Written task
Copy out every line containing the word "interventions".
— START —
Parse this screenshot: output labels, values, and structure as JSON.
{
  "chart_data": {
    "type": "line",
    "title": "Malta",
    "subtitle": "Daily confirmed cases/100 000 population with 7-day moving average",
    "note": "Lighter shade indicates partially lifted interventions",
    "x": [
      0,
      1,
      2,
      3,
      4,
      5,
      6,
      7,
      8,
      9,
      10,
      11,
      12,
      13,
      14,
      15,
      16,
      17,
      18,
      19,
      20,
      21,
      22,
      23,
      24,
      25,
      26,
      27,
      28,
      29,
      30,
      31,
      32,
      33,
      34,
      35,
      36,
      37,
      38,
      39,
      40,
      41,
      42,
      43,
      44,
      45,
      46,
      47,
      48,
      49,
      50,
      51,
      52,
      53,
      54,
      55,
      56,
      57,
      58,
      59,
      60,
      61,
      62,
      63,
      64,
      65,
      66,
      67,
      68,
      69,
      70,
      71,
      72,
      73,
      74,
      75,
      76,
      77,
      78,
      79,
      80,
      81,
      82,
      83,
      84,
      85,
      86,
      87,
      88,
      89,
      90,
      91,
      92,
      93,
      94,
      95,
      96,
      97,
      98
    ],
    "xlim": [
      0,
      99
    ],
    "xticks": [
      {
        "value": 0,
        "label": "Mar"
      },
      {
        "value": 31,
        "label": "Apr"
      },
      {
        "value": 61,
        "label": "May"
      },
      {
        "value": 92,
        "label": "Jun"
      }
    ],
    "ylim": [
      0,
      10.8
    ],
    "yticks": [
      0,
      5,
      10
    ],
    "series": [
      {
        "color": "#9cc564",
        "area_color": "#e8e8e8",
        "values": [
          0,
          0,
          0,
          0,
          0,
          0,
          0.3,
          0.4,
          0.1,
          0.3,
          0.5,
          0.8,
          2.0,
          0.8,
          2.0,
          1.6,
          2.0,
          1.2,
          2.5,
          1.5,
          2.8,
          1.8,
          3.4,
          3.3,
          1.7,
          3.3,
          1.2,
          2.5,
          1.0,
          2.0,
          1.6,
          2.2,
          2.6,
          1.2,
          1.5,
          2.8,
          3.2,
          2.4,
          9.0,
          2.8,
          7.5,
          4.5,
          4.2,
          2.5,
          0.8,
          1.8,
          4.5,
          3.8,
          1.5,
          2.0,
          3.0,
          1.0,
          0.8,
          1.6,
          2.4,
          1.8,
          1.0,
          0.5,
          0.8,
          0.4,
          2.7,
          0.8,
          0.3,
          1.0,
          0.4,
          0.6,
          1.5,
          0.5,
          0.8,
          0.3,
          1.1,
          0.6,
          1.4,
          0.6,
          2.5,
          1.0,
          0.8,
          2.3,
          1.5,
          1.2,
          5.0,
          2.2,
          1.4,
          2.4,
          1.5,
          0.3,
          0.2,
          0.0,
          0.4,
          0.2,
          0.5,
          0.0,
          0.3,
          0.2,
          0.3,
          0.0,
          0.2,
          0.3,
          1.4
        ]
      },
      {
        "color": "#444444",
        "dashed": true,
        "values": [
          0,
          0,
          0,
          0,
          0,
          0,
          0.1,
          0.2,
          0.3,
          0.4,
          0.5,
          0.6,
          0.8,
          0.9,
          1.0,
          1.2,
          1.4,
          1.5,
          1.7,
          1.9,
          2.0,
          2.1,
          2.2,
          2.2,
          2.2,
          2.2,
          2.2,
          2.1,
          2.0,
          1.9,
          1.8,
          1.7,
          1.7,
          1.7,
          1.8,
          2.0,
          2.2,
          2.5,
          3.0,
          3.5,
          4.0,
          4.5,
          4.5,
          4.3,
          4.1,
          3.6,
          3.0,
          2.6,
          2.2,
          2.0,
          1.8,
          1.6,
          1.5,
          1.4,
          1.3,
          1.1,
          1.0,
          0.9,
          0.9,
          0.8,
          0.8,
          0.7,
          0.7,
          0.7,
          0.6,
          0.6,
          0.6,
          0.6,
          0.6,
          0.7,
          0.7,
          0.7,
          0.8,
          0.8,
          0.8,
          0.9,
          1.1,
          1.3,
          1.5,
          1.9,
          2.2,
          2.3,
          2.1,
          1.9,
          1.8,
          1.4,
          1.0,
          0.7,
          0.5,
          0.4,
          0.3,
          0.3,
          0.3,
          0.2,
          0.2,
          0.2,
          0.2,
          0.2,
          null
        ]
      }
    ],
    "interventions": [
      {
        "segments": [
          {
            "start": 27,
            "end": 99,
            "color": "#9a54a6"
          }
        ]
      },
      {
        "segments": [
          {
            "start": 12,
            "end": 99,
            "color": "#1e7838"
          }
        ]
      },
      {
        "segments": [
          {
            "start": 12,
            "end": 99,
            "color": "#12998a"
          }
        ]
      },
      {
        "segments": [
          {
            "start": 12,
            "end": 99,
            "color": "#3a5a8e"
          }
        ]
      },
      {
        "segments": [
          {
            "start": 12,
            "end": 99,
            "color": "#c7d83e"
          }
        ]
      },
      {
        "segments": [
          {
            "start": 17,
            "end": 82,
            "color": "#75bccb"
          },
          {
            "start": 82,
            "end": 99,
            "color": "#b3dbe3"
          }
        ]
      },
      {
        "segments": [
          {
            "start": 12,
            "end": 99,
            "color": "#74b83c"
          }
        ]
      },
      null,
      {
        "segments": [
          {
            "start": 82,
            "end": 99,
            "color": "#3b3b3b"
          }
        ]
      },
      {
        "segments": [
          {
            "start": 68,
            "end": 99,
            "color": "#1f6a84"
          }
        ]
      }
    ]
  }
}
— END —
Answer for the task
    "note": "Lighter shade indicates partially lifted interventions",
    "interventions": [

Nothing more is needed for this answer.